### Supplied records
# # # #
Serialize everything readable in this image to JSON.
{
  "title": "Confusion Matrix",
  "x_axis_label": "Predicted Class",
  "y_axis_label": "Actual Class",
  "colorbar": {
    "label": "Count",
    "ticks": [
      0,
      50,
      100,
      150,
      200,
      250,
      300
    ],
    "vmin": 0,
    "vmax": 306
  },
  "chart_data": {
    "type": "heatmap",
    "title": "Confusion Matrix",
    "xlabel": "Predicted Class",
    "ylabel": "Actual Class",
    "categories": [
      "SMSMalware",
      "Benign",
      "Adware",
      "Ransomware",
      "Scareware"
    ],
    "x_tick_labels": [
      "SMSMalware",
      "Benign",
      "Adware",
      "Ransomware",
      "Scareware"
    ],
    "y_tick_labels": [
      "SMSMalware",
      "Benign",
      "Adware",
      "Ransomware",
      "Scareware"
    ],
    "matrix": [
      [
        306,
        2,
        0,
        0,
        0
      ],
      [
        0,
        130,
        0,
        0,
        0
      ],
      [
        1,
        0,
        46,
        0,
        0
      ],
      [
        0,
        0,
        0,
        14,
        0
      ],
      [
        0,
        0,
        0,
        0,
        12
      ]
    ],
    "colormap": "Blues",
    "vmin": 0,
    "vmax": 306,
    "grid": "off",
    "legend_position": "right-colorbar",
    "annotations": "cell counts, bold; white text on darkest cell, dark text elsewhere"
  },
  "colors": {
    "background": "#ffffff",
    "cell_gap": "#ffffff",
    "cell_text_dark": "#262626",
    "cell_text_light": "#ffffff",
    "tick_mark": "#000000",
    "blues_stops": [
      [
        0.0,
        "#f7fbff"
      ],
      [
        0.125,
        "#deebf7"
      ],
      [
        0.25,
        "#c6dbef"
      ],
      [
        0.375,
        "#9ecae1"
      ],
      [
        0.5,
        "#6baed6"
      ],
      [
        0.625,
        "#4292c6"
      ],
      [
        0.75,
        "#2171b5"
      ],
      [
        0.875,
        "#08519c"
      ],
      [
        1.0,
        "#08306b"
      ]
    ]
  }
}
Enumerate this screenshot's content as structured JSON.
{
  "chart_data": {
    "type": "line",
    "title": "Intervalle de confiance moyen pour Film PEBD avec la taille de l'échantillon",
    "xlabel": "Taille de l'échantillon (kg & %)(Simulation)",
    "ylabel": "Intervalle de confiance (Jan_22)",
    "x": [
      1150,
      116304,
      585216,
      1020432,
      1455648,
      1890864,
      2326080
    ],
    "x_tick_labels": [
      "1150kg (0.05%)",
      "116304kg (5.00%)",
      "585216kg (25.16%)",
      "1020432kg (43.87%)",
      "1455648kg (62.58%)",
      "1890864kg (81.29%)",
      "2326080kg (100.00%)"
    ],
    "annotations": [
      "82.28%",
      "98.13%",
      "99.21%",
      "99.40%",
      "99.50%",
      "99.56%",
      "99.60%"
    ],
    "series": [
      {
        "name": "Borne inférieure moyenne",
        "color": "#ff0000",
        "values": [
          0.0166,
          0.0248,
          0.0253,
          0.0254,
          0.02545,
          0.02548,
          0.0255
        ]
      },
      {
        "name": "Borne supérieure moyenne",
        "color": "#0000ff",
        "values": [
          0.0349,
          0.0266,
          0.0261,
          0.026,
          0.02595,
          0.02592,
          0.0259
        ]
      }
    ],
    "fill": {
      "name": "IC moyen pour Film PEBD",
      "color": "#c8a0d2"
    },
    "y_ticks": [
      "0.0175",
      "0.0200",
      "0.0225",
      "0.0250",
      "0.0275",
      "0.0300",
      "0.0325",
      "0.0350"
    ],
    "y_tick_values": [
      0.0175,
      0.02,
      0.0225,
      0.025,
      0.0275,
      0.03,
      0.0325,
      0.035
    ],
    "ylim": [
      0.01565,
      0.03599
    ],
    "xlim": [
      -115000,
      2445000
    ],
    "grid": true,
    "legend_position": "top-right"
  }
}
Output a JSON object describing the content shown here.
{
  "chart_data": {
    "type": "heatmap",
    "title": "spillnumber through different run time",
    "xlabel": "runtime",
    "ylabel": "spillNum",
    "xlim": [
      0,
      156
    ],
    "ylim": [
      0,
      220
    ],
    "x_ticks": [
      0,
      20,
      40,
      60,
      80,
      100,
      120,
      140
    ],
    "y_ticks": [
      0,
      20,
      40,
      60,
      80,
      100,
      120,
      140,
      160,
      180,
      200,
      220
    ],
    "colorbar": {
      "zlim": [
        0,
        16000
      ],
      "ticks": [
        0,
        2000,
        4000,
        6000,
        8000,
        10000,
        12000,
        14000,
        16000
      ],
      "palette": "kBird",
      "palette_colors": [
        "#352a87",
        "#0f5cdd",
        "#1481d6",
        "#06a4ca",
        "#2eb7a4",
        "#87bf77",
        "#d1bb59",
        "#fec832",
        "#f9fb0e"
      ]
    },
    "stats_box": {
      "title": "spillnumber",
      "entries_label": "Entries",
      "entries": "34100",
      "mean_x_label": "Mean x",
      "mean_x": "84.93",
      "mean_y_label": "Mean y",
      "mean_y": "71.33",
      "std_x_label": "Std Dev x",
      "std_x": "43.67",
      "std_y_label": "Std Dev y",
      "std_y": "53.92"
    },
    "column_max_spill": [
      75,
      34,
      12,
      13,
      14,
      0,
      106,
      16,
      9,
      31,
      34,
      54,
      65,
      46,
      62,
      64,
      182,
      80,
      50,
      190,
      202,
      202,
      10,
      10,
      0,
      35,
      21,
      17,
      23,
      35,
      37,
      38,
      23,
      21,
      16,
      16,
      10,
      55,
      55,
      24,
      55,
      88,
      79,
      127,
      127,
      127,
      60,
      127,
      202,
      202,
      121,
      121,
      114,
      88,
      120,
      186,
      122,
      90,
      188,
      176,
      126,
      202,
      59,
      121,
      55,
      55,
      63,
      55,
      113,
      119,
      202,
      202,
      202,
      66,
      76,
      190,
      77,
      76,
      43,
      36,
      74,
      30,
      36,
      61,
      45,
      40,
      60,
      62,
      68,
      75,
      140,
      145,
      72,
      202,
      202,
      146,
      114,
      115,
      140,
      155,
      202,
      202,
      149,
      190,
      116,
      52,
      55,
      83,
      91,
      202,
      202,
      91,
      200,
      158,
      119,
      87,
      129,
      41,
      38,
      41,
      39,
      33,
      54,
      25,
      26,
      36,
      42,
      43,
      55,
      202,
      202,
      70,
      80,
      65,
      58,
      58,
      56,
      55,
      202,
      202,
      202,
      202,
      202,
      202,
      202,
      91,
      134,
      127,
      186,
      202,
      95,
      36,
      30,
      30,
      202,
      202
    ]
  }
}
# # # #
All of the entries above need to be reproduced exactly.

### Result
Serialize everything readable in this image to JSON.
{
  "title": "Confusion Matrix",
  "x_axis_label": "Predicted Class",
  "y_axis_label": "Actual Class",
  "colorbar": {
    "label": "Count",
    "ticks": [
      0,
      50,
      100,
      150,
      200,
      250,
      300
    ],
    "vmin": 0,
    "vmax": 306
  },
  "chart_data": {
    "type": "heatmap",
    "title": "Confusion Matrix",
    "xlabel": "Predicted Class",
    "ylabel": "Actual Class",
    "categories": [
      "SMSMalware",
      "Benign",
      "Adware",
      "Ransomware",
      "Scareware"
    ],
    "x_tick_labels": [
      "SMSMalware",
      "Benign",
      "Adware",
      "Ransomware",
      "Scareware"
    ],
    "y_tick_labels": [
      "SMSMalware",
      "Benign",
      "Adware",
      "Ransomware",
      "Scareware"
    ],
    "matrix": [
      [
        306,
        2,
        0,
        0,
        0
      ],
      [
        0,
        130,
        0,
        0,
        0
      ],
      [
        1,
        0,
        46,
        0,
        0
      ],
      [
        0,
        0,
        0,
        14,
        0
      ],
      [
        0,
        0,
        0,
        0,
        12
      ]
    ],
    "colormap": "Blues",
    "vmin": 0,
    "vmax": 306,
    "grid": "off",
    "legend_position": "right-colorbar",
    "annotations": "cell counts, bold; white text on darkest cell, dark text elsewhere"
  },
  "colors": {
    "background": "#ffffff",
    "cell_gap": "#ffffff",
    "cell_text_dark": "#262626",
    "cell_text_light": "#ffffff",
    "tick_mark": "#000000",
    "blues_stops": [
      [
        0.0,
        "#f7fbff"
      ],
      [
        0.125,
        "#deebf7"
      ],
      [
        0.25,
        "#c6dbef"
      ],
      [
        0.375,
        "#9ecae1"
      ],
      [
        0.5,
        "#6baed6"
      ],
      [
        0.625,
        "#4292c6"
      ],
      [
        0.75,
        "#2171b5"
      ],
      [
        0.875,
        "#08519c"
      ],
      [
        1.0,
        "#08306b"
      ]
    ]
  }
}
Enumerate this screenshot's content as structured JSON.
{
  "chart_data": {
    "type": "line",
    "title": "Intervalle de confiance moyen pour Film PEBD avec la taille de l'échantillon",
    "xlabel": "Taille de l'échantillon (kg & %)(Simulation)",
    "ylabel": "Intervalle de confiance (Jan_22)",
    "x": [
      1150,
      116304,
      585216,
      1020432,
      1455648,
      1890864,
      2326080
    ],
    "x_tick_labels": [
      "1150kg (0.05%)",
      "116304kg (5.00%)",
      "585216kg (25.16%)",
      "1020432kg (43.87%)",
      "1455648kg (62.58%)",
      "1890864kg (81.29%)",
      "2326080kg (100.00%)"
    ],
    "annotations": [
      "82.28%",
      "98.13%",
      "99.21%",
      "99.40%",
      "99.50%",
      "99.56%",
      "99.60%"
    ],
    "series": [
      {
        "name": "Borne inférieure moyenne",
        "color": "#ff0000",
        "values": [
          0.0166,
          0.0248,
          0.0253,
          0.0254,
          0.02545,
          0.02548,
          0.0255
        ]
      },
      {
        "name": "Borne supérieure moyenne",
        "color": "#0000ff",
        "values": [
          0.0349,
          0.0266,
          0.0261,
          0.026,
          0.02595,
          0.02592,
          0.0259
        ]
      }
    ],
    "fill": {
      "name": "IC moyen pour Film PEBD",
      "color": "#c8a0d2"
    },
    "y_ticks": [
      "0.0175",
      "0.0200",
      "0.0225",
      "0.0250",
      "0.0275",
      "0.0300",
      "0.0325",
      "0.0350"
    ],
    "y_tick_values": [
      0.0175,
      0.02,
      0.0225,
      0.025,
      0.0275,
      0.03,
      0.0325,
      0.035
    ],
    "ylim": [
      0.01565,
      0.03599
    ],
    "xlim": [
      -115000,
      2445000
    ],
    "grid": true,
    "legend_position": "top-right"
  }
}
Output a JSON object describing the content shown here.
{
  "chart_data": {
    "type": "heatmap",
    "title": "spillnumber through different run time",
    "xlabel": "runtime",
    "ylabel": "spillNum",
    "xlim": [
      0,
      156
    ],
    "ylim": [
      0,
      220
    ],
    "x_ticks": [
      0,
      20,
      40,
      60,
      80,
      100,
      120,
      140
    ],
    "y_ticks": [
      0,
      20,
      40,
      60,
      80,
      100,
      120,
      140,
      160,
      180,
      200,
      220
    ],
    "colorbar": {
      "zlim": [
        0,
        16000
      ],
      "ticks": [
        0,
        2000,
        4000,
        6000,
        8000,
        10000,
        12000,
        14000,
        16000
      ],
      "palette": "kBird",
      "palette_colors": [
        "#352a87",
        "#0f5cdd",
        "#1481d6",
        "#06a4ca",
        "#2eb7a4",
        "#87bf77",
        "#d1bb59",
        "#fec832",
        "#f9fb0e"
      ]
    },
    "stats_box": {
      "title": "spillnumber",
      "entries_label": "Entries",
      "entries": "34100",
      "mean_x_label": "Mean x",
      "mean_x": "84.93",
      "mean_y_label": "Mean y",
      "mean_y": "71.33",
      "std_x_label": "Std Dev x",
      "std_x": "43.67",
      "std_y_label": "Std Dev y",
      "std_y": "53.92"
    },
    "column_max_spill": [
      75,
      34,
      12,
      13,
      14,
      0,
      106,
      16,
      9,
      31,
      34,
      54,
      65,
      46,
      62,
      64,
      182,
      80,
      50,
      190,
      202,
      202,
      10,
      10,
      0,
      35,
      21,
      17,
      23,
      35,
      37,
      38,
      23,
      21,
      16,
      16,
      10,
      55,
      55,
      24,
      55,
      88,
      79,
      127,
      127,
      127,
      60,
      127,
      202,
      202,
      121,
      121,
      114,
      88,
      120,
      186,
      122,
      90,
      188,
      176,
      126,
      202,
      59,
      121,
      55,
      55,
      63,
      55,
      113,
      119,
      202,
      202,
      202,
      66,
      76,
      190,
      77,
      76,
      43,
      36,
      74,
      30,
      36,
      61,
      45,
      40,
      60,
      62,
      68,
      75,
      140,
      145,
      72,
      202,
      202,
      146,
      114,
      115,
      140,
      155,
      202,
      202,
      149,
      190,
      116,
      52,
      55,
      83,
      91,
      202,
      202,
      91,
      200,
      158,
      119,
      87,
      129,
      41,
      38,
      41,
      39,
      33,
      54,
      25,
      26,
      36,
      42,
      43,
      55,
      202,
      202,
      70,
      80,
      65,
      58,
      58,
      56,
      55,
      202,
      202,
      202,
      202,
      202,
      202,
      202,
      91,
      134,
      127,
      186,
      202,
      95,
      36,
      30,
      30,
      202,
      202
    ]
  }
}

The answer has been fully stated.